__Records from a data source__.
——————————

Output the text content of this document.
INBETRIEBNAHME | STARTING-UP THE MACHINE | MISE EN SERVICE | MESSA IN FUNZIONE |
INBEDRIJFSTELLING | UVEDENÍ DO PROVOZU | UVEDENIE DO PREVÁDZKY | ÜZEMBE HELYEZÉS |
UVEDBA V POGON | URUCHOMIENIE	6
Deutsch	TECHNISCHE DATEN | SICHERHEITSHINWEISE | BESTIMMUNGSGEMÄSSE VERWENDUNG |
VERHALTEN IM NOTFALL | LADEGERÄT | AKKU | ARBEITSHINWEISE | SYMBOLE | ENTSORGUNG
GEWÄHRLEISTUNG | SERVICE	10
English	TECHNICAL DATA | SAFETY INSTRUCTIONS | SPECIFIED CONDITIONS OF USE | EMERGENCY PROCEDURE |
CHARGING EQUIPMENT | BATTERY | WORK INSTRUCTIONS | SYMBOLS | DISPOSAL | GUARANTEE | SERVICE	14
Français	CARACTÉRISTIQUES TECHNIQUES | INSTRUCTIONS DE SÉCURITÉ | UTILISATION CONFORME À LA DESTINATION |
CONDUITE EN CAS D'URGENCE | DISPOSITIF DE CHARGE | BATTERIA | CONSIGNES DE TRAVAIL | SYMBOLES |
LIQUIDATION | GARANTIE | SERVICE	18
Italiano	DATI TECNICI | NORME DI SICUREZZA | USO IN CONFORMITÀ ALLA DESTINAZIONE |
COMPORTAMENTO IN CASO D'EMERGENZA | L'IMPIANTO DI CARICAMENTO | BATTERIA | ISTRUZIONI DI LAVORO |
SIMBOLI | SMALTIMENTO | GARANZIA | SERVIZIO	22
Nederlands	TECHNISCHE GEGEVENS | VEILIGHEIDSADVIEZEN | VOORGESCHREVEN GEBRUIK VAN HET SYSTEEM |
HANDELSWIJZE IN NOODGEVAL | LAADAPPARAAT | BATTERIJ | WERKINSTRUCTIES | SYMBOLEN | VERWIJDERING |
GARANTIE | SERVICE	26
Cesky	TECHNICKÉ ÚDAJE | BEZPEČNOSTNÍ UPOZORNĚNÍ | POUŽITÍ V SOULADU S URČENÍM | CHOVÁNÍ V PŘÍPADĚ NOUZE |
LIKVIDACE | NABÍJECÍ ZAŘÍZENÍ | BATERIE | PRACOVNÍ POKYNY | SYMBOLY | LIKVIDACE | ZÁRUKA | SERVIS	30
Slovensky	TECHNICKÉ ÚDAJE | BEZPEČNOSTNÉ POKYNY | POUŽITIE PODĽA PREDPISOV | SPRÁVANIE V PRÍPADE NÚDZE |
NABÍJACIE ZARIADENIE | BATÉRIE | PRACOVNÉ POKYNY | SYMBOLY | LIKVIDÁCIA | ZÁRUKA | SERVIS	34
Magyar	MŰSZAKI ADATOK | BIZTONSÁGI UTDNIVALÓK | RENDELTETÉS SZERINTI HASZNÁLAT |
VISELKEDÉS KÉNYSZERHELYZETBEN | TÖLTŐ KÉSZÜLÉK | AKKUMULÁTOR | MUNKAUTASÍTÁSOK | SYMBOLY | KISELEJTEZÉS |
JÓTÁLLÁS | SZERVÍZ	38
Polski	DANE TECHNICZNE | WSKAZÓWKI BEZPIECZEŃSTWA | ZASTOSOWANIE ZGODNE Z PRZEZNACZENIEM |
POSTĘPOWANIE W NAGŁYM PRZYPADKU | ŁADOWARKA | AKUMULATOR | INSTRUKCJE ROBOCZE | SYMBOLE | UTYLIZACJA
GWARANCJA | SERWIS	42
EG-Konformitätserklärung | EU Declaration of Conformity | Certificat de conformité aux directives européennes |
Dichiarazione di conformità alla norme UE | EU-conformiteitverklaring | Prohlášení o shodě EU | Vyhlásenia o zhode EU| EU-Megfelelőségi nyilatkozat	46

——————————

Repeat all of the entries exactly.

Output the text content of this document.
INBETRIEBNAHME | STARTING-UP THE MACHINE | MISE EN SERVICE | MESSA IN FUNZIONE |
INBEDRIJFSTELLING | UVEDENÍ DO PROVOZU | UVEDENIE DO PREVÁDZKY | ÜZEMBE HELYEZÉS |
UVEDBA V POGON | URUCHOMIENIE	6
Deutsch	TECHNISCHE DATEN | SICHERHEITSHINWEISE | BESTIMMUNGSGEMÄSSE VERWENDUNG |
VERHALTEN IM NOTFALL | LADEGERÄT | AKKU | ARBEITSHINWEISE | SYMBOLE | ENTSORGUNG
GEWÄHRLEISTUNG | SERVICE	10
English	TECHNICAL DATA | SAFETY INSTRUCTIONS | SPECIFIED CONDITIONS OF USE | EMERGENCY PROCEDURE |
CHARGING EQUIPMENT | BATTERY | WORK INSTRUCTIONS | SYMBOLS | DISPOSAL | GUARANTEE | SERVICE	14
Français	CARACTÉRISTIQUES TECHNIQUES | INSTRUCTIONS DE SÉCURITÉ | UTILISATION CONFORME À LA DESTINATION |
CONDUITE EN CAS D'URGENCE | DISPOSITIF DE CHARGE | BATTERIA | CONSIGNES DE TRAVAIL | SYMBOLES |
LIQUIDATION | GARANTIE | SERVICE	18
Italiano	DATI TECNICI | NORME DI SICUREZZA | USO IN CONFORMITÀ ALLA DESTINAZIONE |
COMPORTAMENTO IN CASO D'EMERGENZA | L'IMPIANTO DI CARICAMENTO | BATTERIA | ISTRUZIONI DI LAVORO |
SIMBOLI | SMALTIMENTO | GARANZIA | SERVIZIO	22
Nederlands	TECHNISCHE GEGEVENS | VEILIGHEIDSADVIEZEN | VOORGESCHREVEN GEBRUIK VAN HET SYSTEEM |
HANDELSWIJZE IN NOODGEVAL | LAADAPPARAAT | BATTERIJ | WERKINSTRUCTIES | SYMBOLEN | VERWIJDERING |
GARANTIE | SERVICE	26
Cesky	TECHNICKÉ ÚDAJE | BEZPEČNOSTNÍ UPOZORNĚNÍ | POUŽITÍ V SOULADU S URČENÍM | CHOVÁNÍ V PŘÍPADĚ NOUZE |
LIKVIDACE | NABÍJECÍ ZAŘÍZENÍ | BATERIE | PRACOVNÍ POKYNY | SYMBOLY | LIKVIDACE | ZÁRUKA | SERVIS	30
Slovensky	TECHNICKÉ ÚDAJE | BEZPEČNOSTNÉ POKYNY | POUŽITIE PODĽA PREDPISOV | SPRÁVANIE V PRÍPADE NÚDZE |
NABÍJACIE ZARIADENIE | BATÉRIE | PRACOVNÉ POKYNY | SYMBOLY | LIKVIDÁCIA | ZÁRUKA | SERVIS	34
Magyar	MŰSZAKI ADATOK | BIZTONSÁGI UTDNIVALÓK | RENDELTETÉS SZERINTI HASZNÁLAT |
VISELKEDÉS KÉNYSZERHELYZETBEN | TÖLTŐ KÉSZÜLÉK | AKKUMULÁTOR | MUNKAUTASÍTÁSOK | SYMBOLY | KISELEJTEZÉS |
JÓTÁLLÁS | SZERVÍZ	38
Polski	DANE TECHNICZNE | WSKAZÓWKI BEZPIECZEŃSTWA | ZASTOSOWANIE ZGODNE Z PRZEZNACZENIEM |
POSTĘPOWANIE W NAGŁYM PRZYPADKU | ŁADOWARKA | AKUMULATOR | INSTRUKCJE ROBOCZE | SYMBOLE | UTYLIZACJA
GWARANCJA | SERWIS	42
EG-Konformitätserklärung | EU Declaration of Conformity | Certificat de conformité aux directives européennes |
Dichiarazione di conformità alla norme UE | EU-conformiteitverklaring | Prohlášení o shodě EU | Vyhlásenia o zhode EU| EU-Megfelelőségi nyilatkozat	46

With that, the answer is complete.